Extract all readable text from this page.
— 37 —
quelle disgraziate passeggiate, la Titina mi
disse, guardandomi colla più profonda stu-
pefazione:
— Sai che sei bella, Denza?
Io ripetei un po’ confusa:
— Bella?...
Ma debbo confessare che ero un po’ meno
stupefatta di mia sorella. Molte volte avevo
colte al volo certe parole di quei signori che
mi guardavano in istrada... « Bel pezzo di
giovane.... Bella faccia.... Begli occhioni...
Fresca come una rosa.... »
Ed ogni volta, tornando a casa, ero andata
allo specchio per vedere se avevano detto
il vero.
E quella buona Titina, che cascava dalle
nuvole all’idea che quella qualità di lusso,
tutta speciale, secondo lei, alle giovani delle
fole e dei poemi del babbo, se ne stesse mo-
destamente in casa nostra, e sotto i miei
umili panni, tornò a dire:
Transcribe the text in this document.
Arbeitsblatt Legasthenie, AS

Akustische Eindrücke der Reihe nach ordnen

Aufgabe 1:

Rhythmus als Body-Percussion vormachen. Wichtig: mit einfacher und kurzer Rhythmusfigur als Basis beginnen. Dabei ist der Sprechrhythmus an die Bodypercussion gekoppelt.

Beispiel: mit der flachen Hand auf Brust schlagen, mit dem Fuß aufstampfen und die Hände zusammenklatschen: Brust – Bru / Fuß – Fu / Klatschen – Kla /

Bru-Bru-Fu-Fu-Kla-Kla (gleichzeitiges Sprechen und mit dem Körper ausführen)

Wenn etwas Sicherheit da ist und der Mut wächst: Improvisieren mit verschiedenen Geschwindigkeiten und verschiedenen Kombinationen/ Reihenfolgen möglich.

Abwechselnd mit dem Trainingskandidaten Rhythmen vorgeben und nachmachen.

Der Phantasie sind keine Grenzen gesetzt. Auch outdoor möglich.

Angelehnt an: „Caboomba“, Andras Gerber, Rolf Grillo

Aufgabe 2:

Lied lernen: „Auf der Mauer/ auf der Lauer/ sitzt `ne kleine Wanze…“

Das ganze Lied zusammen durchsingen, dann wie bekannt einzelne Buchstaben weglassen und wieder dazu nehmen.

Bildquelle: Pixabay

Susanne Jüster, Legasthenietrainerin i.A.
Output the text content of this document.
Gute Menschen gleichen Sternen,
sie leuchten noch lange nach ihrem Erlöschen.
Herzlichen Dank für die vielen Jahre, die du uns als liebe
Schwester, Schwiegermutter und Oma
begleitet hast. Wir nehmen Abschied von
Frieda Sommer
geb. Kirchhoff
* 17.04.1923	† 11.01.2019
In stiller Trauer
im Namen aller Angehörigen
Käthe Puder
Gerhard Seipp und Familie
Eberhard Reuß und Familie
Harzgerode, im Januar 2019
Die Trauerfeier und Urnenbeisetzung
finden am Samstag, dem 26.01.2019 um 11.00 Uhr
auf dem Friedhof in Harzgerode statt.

....

DIRECTIVE:
Report only the number of lines in the data above that contain "möglich".

REPLY TO THE TASK:
2